— Start DOCUMENT EXCERPT —
So that is where I am, suffice it to say I don’t have a spare $200,000 sitting around to pay these bills off and since our income started dropping two years ago, the picture is a tad bleak at times. Right now we are planning to take Dave Ramsey’s Financial Peace class, though having read his book, I am not sure we will be able to implement all his ideas exactly to move us along but I do think its a step in the right direction.

However thanks to the fact I am lowly non-profit servant, it looks like the US Dept of Education has some options aside from being in constant deferment where I might actually be able to get my loans paid off sooner rather than later…10 years versus the current 30 year plan I am on when I am not in deferment.

As for the IRS, they too have been willing to work with us since we have worked hard to not run up more debt and since they know all about us financially they realize we have no hidden funds. The IRS actually offers settlement programs and we are exploring those options since interest rates that accrue daily don’t get them any closer to getting the money from me.

As for the remaining debts, well that $20,000 is the only amount that could be legally discharged in bankruptcy but as we get serious with our not spending plans we are hoping this is where Dave Ramsey’s advice might help us as far as starting a debt snowball.

So there it is…I have laid my financial soul bare for all the world to see. I admit knowing there are friends and associates that read my blog I am a little nervous about this but truth is I need help. I need folks to know that  I struggle with money in part because for years I could not face the fact I had a shopping habit. On some level I see my situation as similar to someone dealing with a substance abuse issue though my drug of choice is consumption. In the early years of our marriage we could have easily been saving 20-30K a year and had we been doing that we could have better weathered the financial storms that really started stirring when we moved to Maine 7 years ago and became a hurricane 2 years ago. Instead I assumed we would make more and more money and in the first 5 years of marriage amassed a lovely collection of designer clothes and other useless trinkets. At one point I was like Sarah Jessica Parker’s character from Sex and the City…broke as hell but looked great. I mortgaged our financial future to have weekly hair appointments at upscale hair salons back in Chicago.

I have come a long way, and I am proud of it but I know I have a lot more work to do, to realize I don’t have to spend money. That the temporary fix I get from that $4 coffee is just that temporary, instead saving that money to pay off creditors is a much better idea.

Now with the holidays coming up, clearly the potential to get in a jam is there but we are looking at ways to have a frugal holiday, most likely by using layaway at area stores to buy for the kiddos. The upside of not having much extended family is that we only buy for our kids and send cards to everyone else. We are also planning on visiting family and friends soon. I realize many would consider this a splurge but its important to me that my daughter know our family and since folks are willing to put us up, we can find ways to travel on the cheap.

So now that I bared my financial soul, while I have no plans to become a financial/frugality blog, I will be writing more about my struggle to manage my money. I have written a budget for Oct that looks great, things would get paid, we would be working towards our financial goals and it’s not complete deprivation…I can still have an occasional mocha at the evil empire. The thing is I have to stick with it and that’s where I am going to need some help. Its sorta the baby steps to a no-spend lifestyle.

So if you have any ideas or thoughts or want to share your own struggles with money and how you overcame it, I would love to hear from you.
— End DOCUMENT EXCERPT —
— Start GIVEN RECORDS —
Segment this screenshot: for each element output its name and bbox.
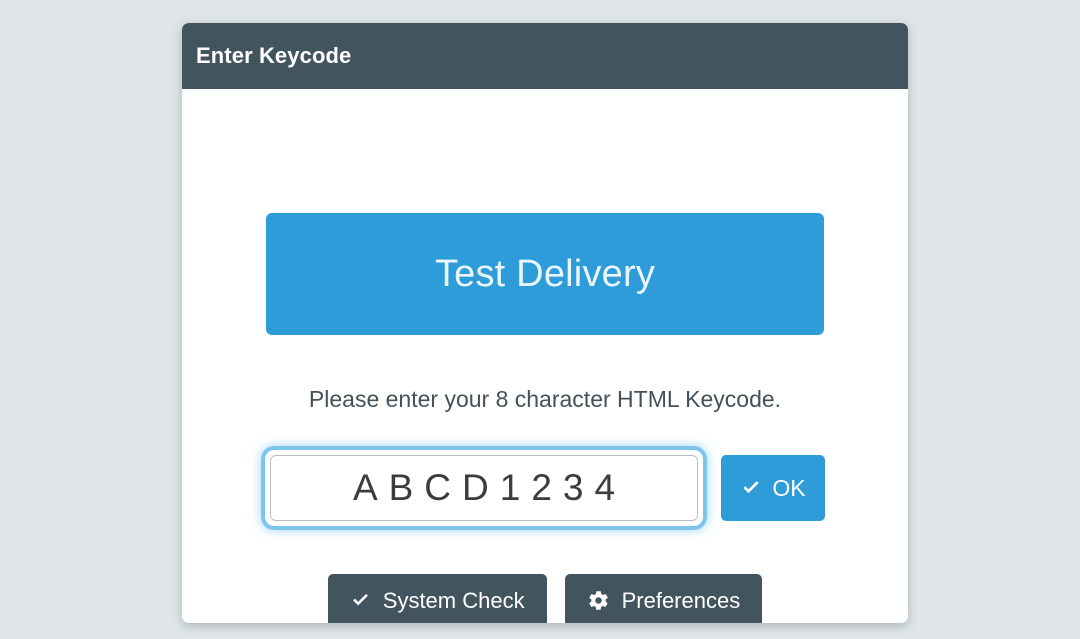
dialog-actions: System Check Preferences [182, 574, 908, 623]
ok-button-label: OK [772, 474, 806, 501]
test-delivery-banner[interactable]: Test Delivery [266, 213, 824, 335]
gear-icon [587, 589, 610, 612]
ok-button[interactable]: OK [721, 455, 825, 521]
preferences-button-label: Preferences [621, 587, 741, 613]
keycode-input-wrapper[interactable] [265, 450, 703, 526]
system-check-button[interactable]: System Check [327, 574, 547, 623]
preferences-button[interactable]: Preferences [564, 574, 763, 623]
check-icon [740, 477, 762, 499]
system-check-button-label: System Check [382, 587, 525, 613]
dialog-header: Enter Keycode [182, 23, 908, 89]
page-title: Enter Keycode [196, 43, 352, 68]
keycode-row: OK [182, 450, 908, 526]
screen: Enter Keycode Test Delivery Please enter… [0, 0, 1080, 639]
enter-keycode-dialog: Enter Keycode Test Delivery Please enter… [182, 23, 908, 623]
footer-branding: Surpass - Powering Assessment [637, 621, 896, 623]
keycode-input[interactable] [270, 455, 698, 521]
check-icon [350, 590, 371, 611]
test-delivery-banner-label: Test Delivery [434, 252, 656, 295]
dialog-body: Test Delivery Please enter your 8 charac… [182, 89, 908, 623]
keycode-instruction: Please enter your 8 character HTML Keyco… [308, 386, 782, 412]
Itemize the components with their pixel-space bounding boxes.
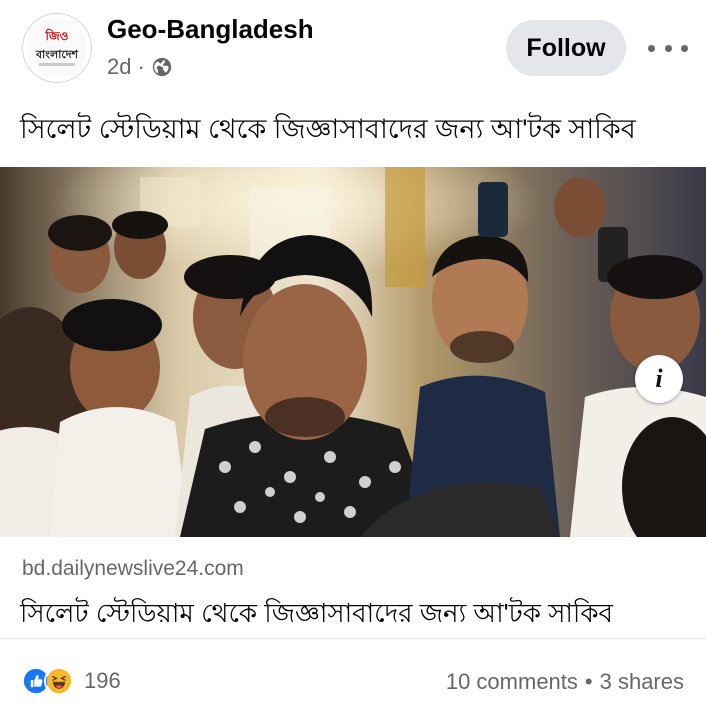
reactions-summary[interactable]: 196 xyxy=(21,666,121,696)
news-photo xyxy=(0,167,706,537)
info-icon[interactable]: i xyxy=(635,355,683,403)
post-meta: 2d · xyxy=(107,54,173,80)
post-header: জিও বাংলাদেশ Geo-Bangladesh 2d · Follow xyxy=(0,0,706,95)
post-time[interactable]: 2d xyxy=(107,54,131,80)
post-photo[interactable]: i xyxy=(0,167,706,537)
comments-count[interactable]: 10 comments xyxy=(446,669,578,695)
haha-icon xyxy=(44,666,74,696)
link-domain: bd.dailynewslive24.com xyxy=(22,557,244,580)
follow-button[interactable]: Follow xyxy=(506,20,626,76)
link-title: সিলেট স্টেডিয়াম থেকে জিজ্ঞাসাবাদের জন্য… xyxy=(20,598,614,628)
avatar-logo-line1: জিও xyxy=(45,29,69,43)
meta-separator: · xyxy=(137,54,145,79)
shares-count[interactable]: 3 shares xyxy=(600,669,684,695)
avatar-logo: জিও বাংলাদেশ xyxy=(27,18,87,78)
engagement-counts: 10 comments • 3 shares xyxy=(446,669,684,695)
globe-icon xyxy=(152,57,171,77)
reaction-count: 196 xyxy=(84,668,121,693)
more-dot xyxy=(681,44,688,52)
counts-separator: • xyxy=(584,669,593,694)
page-name-link[interactable]: Geo-Bangladesh xyxy=(107,14,314,45)
divider xyxy=(0,638,706,639)
more-dot xyxy=(648,44,655,52)
link-preview[interactable]: bd.dailynewslive24.com সিলেট স্টেডিয়াম … xyxy=(0,537,706,638)
page-avatar[interactable]: জিও বাংলাদেশ xyxy=(22,13,92,83)
post-text: সিলেট স্টেডিয়াম থেকে জিজ্ঞাসাবাদের জন্য… xyxy=(20,114,636,144)
more-options-icon[interactable] xyxy=(648,34,688,62)
avatar-logo-underline xyxy=(39,63,75,66)
more-dot xyxy=(664,44,672,52)
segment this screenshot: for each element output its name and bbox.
— End GIVEN RECORDS —
• **TASK A**
In the blog post on debt, how long would the Department of Education option take to pay off the writer's loans?
• **TASK B**
Decide whether each statement agrees with the blog post on debt, and quote the words that settle it: (i) The writer plans to buy holiday gifts for extended family members. (ii) The family moved to Maine seven years ago. (iii) Of the remaining debts, $20,000 is the only amount that could be legally discharged in bankruptcy.

• **TASK ANSWER A**
10 years, compared with the current 30-year plan.

• **TASK ANSWER B**
(i) No: "we only buy for our kids and send cards to everyone else."
(ii) Yes: "when we moved to Maine 7 years ago"
(iii) Yes: "that $20,000 is the only amount that could be legally discharged in bankruptcy"